* [EXERCISE DESCRIPTION]
Copy out each line that has "struggled" in it.

* [GIVEN RECORDS]
______________________________

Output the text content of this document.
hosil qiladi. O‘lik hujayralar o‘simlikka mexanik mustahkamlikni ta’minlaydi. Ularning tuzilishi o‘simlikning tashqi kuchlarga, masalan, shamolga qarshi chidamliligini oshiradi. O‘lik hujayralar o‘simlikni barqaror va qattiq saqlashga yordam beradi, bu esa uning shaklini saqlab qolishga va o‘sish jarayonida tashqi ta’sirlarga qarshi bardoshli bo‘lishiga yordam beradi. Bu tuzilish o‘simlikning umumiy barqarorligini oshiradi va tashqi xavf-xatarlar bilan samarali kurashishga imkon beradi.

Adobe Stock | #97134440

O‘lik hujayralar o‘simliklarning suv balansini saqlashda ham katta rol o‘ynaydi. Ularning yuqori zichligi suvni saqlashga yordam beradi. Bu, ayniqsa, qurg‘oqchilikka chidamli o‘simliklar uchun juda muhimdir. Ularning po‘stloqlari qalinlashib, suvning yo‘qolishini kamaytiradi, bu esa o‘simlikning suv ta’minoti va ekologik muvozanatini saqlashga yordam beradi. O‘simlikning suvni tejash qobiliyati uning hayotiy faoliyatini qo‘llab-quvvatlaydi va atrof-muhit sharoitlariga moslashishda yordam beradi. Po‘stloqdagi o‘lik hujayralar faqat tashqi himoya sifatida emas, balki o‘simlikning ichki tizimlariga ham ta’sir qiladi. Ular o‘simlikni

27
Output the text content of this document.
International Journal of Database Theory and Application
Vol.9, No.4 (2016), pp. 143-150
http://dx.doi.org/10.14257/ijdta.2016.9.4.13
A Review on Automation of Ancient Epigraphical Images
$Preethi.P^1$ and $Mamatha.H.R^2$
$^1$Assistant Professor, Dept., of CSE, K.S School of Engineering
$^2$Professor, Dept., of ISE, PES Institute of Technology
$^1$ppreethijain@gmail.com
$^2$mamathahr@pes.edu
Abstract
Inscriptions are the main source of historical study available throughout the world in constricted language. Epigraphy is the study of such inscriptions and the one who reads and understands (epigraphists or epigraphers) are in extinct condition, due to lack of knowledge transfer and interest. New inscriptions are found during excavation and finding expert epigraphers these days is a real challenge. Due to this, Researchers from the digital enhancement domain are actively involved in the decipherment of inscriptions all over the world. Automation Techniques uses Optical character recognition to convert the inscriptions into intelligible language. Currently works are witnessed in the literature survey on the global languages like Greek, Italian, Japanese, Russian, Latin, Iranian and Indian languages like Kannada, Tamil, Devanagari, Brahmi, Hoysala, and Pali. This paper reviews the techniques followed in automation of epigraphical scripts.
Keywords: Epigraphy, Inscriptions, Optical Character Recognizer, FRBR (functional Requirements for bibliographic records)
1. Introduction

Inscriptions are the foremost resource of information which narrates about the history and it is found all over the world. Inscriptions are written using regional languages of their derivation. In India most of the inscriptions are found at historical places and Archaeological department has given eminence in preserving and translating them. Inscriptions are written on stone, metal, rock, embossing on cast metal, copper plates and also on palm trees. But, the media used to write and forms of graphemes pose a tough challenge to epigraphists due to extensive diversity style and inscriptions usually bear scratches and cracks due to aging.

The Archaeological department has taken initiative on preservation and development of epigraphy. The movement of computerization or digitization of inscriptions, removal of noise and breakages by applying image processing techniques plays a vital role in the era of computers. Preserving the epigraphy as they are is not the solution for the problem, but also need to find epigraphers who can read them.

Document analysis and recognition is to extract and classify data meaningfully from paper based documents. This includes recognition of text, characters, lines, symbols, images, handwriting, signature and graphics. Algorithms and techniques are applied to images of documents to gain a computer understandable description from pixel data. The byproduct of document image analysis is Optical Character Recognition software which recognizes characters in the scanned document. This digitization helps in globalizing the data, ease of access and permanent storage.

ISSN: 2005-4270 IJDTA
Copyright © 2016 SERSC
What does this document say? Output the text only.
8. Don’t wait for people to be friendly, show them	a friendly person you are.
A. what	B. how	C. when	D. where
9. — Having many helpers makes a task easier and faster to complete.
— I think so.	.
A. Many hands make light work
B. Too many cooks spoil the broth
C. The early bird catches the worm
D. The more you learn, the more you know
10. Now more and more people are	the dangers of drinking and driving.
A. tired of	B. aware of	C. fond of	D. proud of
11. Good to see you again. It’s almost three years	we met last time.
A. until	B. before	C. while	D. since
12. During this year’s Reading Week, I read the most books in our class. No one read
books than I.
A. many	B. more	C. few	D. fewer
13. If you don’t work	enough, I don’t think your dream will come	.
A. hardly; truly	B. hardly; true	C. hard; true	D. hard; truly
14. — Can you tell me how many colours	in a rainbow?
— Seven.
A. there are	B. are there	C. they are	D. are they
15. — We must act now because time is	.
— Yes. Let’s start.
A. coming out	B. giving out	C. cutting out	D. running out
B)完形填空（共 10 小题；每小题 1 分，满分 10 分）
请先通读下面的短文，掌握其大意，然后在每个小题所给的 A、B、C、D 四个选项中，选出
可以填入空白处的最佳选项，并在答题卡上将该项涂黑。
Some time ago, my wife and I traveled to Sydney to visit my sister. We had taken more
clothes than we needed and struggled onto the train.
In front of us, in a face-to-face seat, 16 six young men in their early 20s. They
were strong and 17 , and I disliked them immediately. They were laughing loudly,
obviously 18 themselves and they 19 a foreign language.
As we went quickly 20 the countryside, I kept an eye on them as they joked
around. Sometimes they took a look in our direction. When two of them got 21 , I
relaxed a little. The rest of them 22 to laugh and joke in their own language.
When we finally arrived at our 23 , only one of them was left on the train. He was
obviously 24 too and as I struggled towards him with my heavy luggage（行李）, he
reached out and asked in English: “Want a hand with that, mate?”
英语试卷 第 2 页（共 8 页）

______________________________

* [SOLUTION TO THIS TASK]
clothes than we needed and struggled onto the train.
obviously 24 too and as I struggled towards him with my heavy luggage（行李）, he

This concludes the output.